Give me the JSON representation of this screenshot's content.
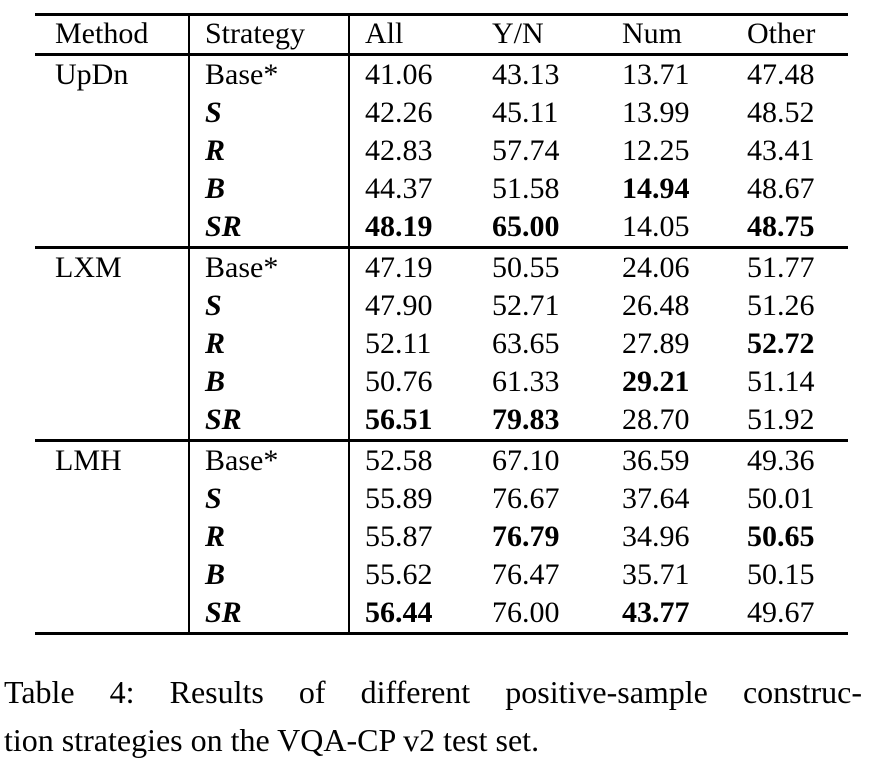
{
  "table": {
    "headers": [
      "Method",
      "Strategy",
      "All",
      "Y/N",
      "Num",
      "Other"
    ],
    "sections": [
      {
        "method": "UpDn",
        "rows": [
          {
            "strategy": "Base*",
            "strategy_emph": false,
            "values": [
              "41.06",
              "43.13",
              "13.71",
              "47.48"
            ],
            "bold": [
              false,
              false,
              false,
              false
            ]
          },
          {
            "strategy": "S",
            "strategy_emph": true,
            "values": [
              "42.26",
              "45.11",
              "13.99",
              "48.52"
            ],
            "bold": [
              false,
              false,
              false,
              false
            ]
          },
          {
            "strategy": "R",
            "strategy_emph": true,
            "values": [
              "42.83",
              "57.74",
              "12.25",
              "43.41"
            ],
            "bold": [
              false,
              false,
              false,
              false
            ]
          },
          {
            "strategy": "B",
            "strategy_emph": true,
            "values": [
              "44.37",
              "51.58",
              "14.94",
              "48.67"
            ],
            "bold": [
              false,
              false,
              true,
              false
            ]
          },
          {
            "strategy": "SR",
            "strategy_emph": true,
            "values": [
              "48.19",
              "65.00",
              "14.05",
              "48.75"
            ],
            "bold": [
              true,
              true,
              false,
              true
            ]
          }
        ]
      },
      {
        "method": "LXM",
        "rows": [
          {
            "strategy": "Base*",
            "strategy_emph": false,
            "values": [
              "47.19",
              "50.55",
              "24.06",
              "51.77"
            ],
            "bold": [
              false,
              false,
              false,
              false
            ]
          },
          {
            "strategy": "S",
            "strategy_emph": true,
            "values": [
              "47.90",
              "52.71",
              "26.48",
              "51.26"
            ],
            "bold": [
              false,
              false,
              false,
              false
            ]
          },
          {
            "strategy": "R",
            "strategy_emph": true,
            "values": [
              "52.11",
              "63.65",
              "27.89",
              "52.72"
            ],
            "bold": [
              false,
              false,
              false,
              true
            ]
          },
          {
            "strategy": "B",
            "strategy_emph": true,
            "values": [
              "50.76",
              "61.33",
              "29.21",
              "51.14"
            ],
            "bold": [
              false,
              false,
              true,
              false
            ]
          },
          {
            "strategy": "SR",
            "strategy_emph": true,
            "values": [
              "56.51",
              "79.83",
              "28.70",
              "51.92"
            ],
            "bold": [
              true,
              true,
              false,
              false
            ]
          }
        ]
      },
      {
        "method": "LMH",
        "rows": [
          {
            "strategy": "Base*",
            "strategy_emph": false,
            "values": [
              "52.58",
              "67.10",
              "36.59",
              "49.36"
            ],
            "bold": [
              false,
              false,
              false,
              false
            ]
          },
          {
            "strategy": "S",
            "strategy_emph": true,
            "values": [
              "55.89",
              "76.67",
              "37.64",
              "50.01"
            ],
            "bold": [
              false,
              false,
              false,
              false
            ]
          },
          {
            "strategy": "R",
            "strategy_emph": true,
            "values": [
              "55.87",
              "76.79",
              "34.96",
              "50.65"
            ],
            "bold": [
              false,
              true,
              false,
              true
            ]
          },
          {
            "strategy": "B",
            "strategy_emph": true,
            "values": [
              "55.62",
              "76.47",
              "35.71",
              "50.15"
            ],
            "bold": [
              false,
              false,
              false,
              false
            ]
          },
          {
            "strategy": "SR",
            "strategy_emph": true,
            "values": [
              "56.44",
              "76.00",
              "43.77",
              "49.67"
            ],
            "bold": [
              true,
              false,
              true,
              false
            ]
          }
        ]
      }
    ]
  },
  "caption": {
    "line1": "Table 4: Results of different positive-sample construc-",
    "line2": "tion strategies on the VQA-CP v2 test set."
  }
}
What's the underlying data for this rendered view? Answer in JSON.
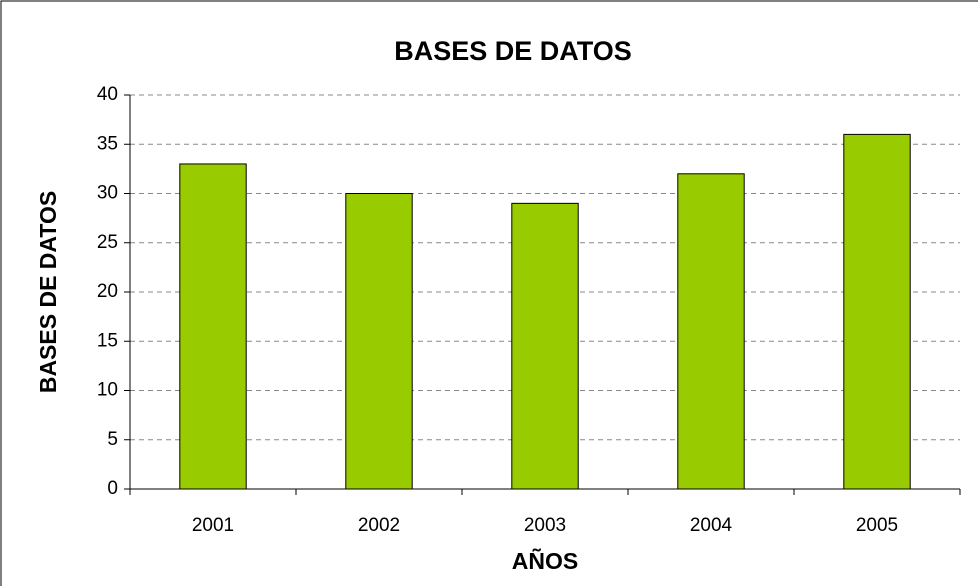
{
  "chart_data": {
    "type": "bar",
    "title": "BASES DE DATOS",
    "x_label": "AÑOS",
    "y_label": "BASES DE DATOS",
    "categories": [
      "2001",
      "2002",
      "2003",
      "2004",
      "2005"
    ],
    "values": [
      33,
      30,
      29,
      32,
      36
    ],
    "color": "#99cc00",
    "ylim": [
      0,
      40
    ],
    "yticks": [
      0,
      5,
      10,
      15,
      20,
      25,
      30,
      35,
      40
    ],
    "grid": true
  }
}
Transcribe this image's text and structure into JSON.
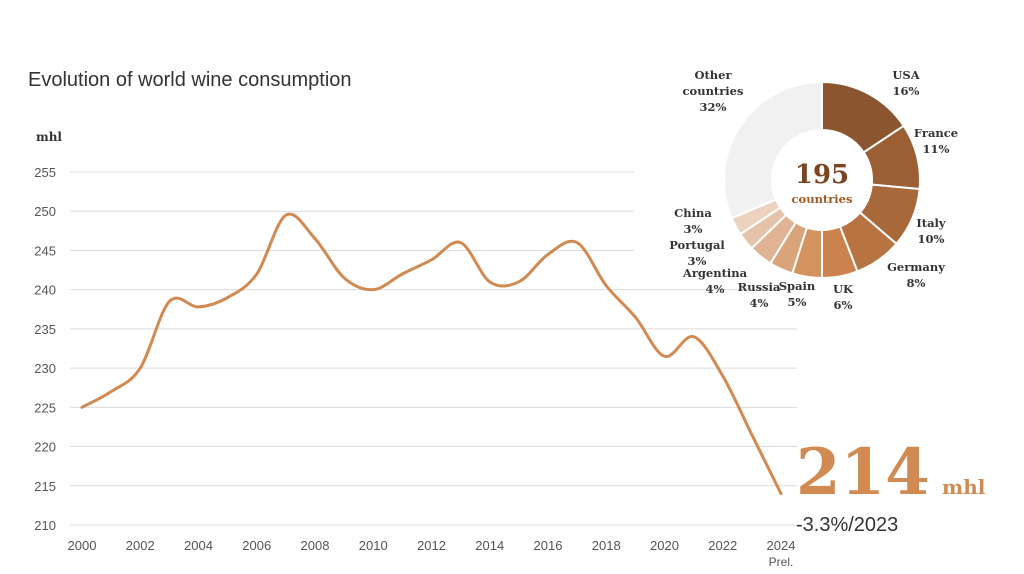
{
  "chart_data": [
    {
      "type": "line",
      "title": "Evolution of world wine consumption",
      "ylabel": "mhl",
      "ylim": [
        210,
        255
      ],
      "yticks": [
        210,
        215,
        220,
        225,
        230,
        235,
        240,
        245,
        250,
        255
      ],
      "xlim": [
        2000,
        2024
      ],
      "xticks": [
        2000,
        2002,
        2004,
        2006,
        2008,
        2010,
        2012,
        2014,
        2016,
        2018,
        2020,
        2022,
        2024
      ],
      "x_note": "Prel.",
      "grid": true,
      "series": [
        {
          "color": "#d08a52",
          "x": [
            2000,
            2001,
            2002,
            2003,
            2004,
            2005,
            2006,
            2007,
            2008,
            2009,
            2010,
            2011,
            2012,
            2013,
            2014,
            2015,
            2016,
            2017,
            2018,
            2019,
            2020,
            2021,
            2022,
            2023,
            2024
          ],
          "values": [
            225,
            227,
            230,
            238.5,
            237.8,
            239,
            242,
            249.5,
            246.5,
            241.5,
            240,
            242,
            243.8,
            246,
            241,
            241,
            244.5,
            246,
            240.5,
            236.5,
            231.5,
            234,
            229,
            221.5,
            214
          ]
        }
      ],
      "highlight": {
        "value": "214",
        "unit": "mhl",
        "change": "-3.3%/2023"
      }
    },
    {
      "type": "pie",
      "center_value": "195",
      "center_label": "countries",
      "slices": [
        {
          "label": "USA",
          "pct": "16%",
          "value": 16,
          "color": "#8b5530"
        },
        {
          "label": "France",
          "pct": "11%",
          "value": 11,
          "color": "#9b5f33"
        },
        {
          "label": "Italy",
          "pct": "10%",
          "value": 10,
          "color": "#a8693a"
        },
        {
          "label": "Germany",
          "pct": "8%",
          "value": 8,
          "color": "#b87342"
        },
        {
          "label": "UK",
          "pct": "6%",
          "value": 6,
          "color": "#cc824d"
        },
        {
          "label": "Spain",
          "pct": "5%",
          "value": 5,
          "color": "#d2935f"
        },
        {
          "label": "Russia",
          "pct": "4%",
          "value": 4,
          "color": "#d9a47a"
        },
        {
          "label": "Argentina",
          "pct": "4%",
          "value": 4,
          "color": "#dfb393"
        },
        {
          "label": "Portugal",
          "pct": "3%",
          "value": 3,
          "color": "#e6c2a8"
        },
        {
          "label": "China",
          "pct": "3%",
          "value": 3,
          "color": "#ecd2bf"
        },
        {
          "label": "Other countries",
          "pct": "32%",
          "value": 32,
          "color": "#f1f1f1"
        }
      ]
    }
  ]
}
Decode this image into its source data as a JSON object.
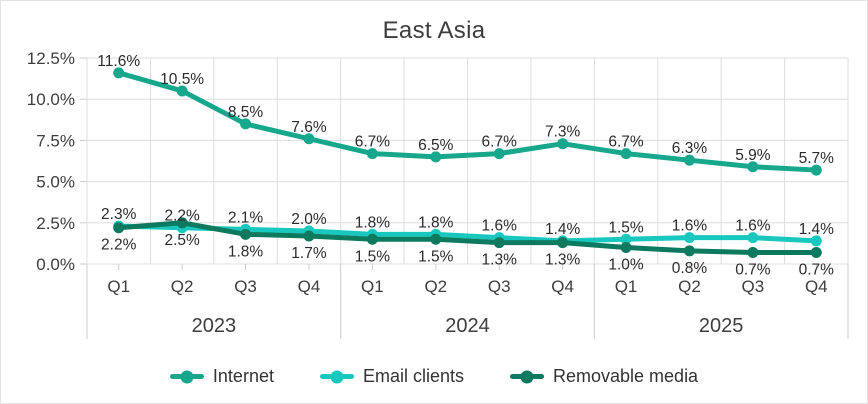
{
  "title": "East Asia",
  "chart_data": {
    "type": "line",
    "title": "East Asia",
    "x_groups": [
      {
        "label": "2023",
        "quarters": [
          "Q1",
          "Q2",
          "Q3",
          "Q4"
        ]
      },
      {
        "label": "2024",
        "quarters": [
          "Q1",
          "Q2",
          "Q3",
          "Q4"
        ]
      },
      {
        "label": "2025",
        "quarters": [
          "Q1",
          "Q2",
          "Q3",
          "Q4"
        ]
      }
    ],
    "categories": [
      "Q1 2023",
      "Q2 2023",
      "Q3 2023",
      "Q4 2023",
      "Q1 2024",
      "Q2 2024",
      "Q3 2024",
      "Q4 2024",
      "Q1 2025",
      "Q2 2025",
      "Q3 2025",
      "Q4 2025"
    ],
    "series": [
      {
        "name": "Internet",
        "color": "#16A78C",
        "label_position": "above",
        "values": [
          11.6,
          10.5,
          8.5,
          7.6,
          6.7,
          6.5,
          6.7,
          7.3,
          6.7,
          6.3,
          5.9,
          5.7
        ]
      },
      {
        "name": "Email clients",
        "color": "#18C8BE",
        "label_position": "above",
        "values": [
          2.3,
          2.2,
          2.1,
          2.0,
          1.8,
          1.8,
          1.6,
          1.4,
          1.5,
          1.6,
          1.6,
          1.4
        ]
      },
      {
        "name": "Removable media",
        "color": "#0D7A60",
        "label_position": "below",
        "values": [
          2.2,
          2.5,
          1.8,
          1.7,
          1.5,
          1.5,
          1.3,
          1.3,
          1.0,
          0.8,
          0.7,
          0.7
        ]
      }
    ],
    "ylim": [
      0,
      12.5
    ],
    "yticks": [
      0,
      2.5,
      5,
      7.5,
      10,
      12.5
    ],
    "ytick_labels": [
      "0.0%",
      "2.5%",
      "5.0%",
      "7.5%",
      "10.0%",
      "12.5%"
    ],
    "grid": true,
    "legend_position": "bottom",
    "colors": {
      "grid": "#dddddd",
      "axis": "#cccccc",
      "axis_text": "#3d3d3d",
      "data_label": "#2b2b2b"
    }
  }
}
────────
Read the entries and select each line where the word "image" is found.

◆ **Task response**
Transcribe this image's text and structure into JSON.
Decode this image into its source data as a JSON object.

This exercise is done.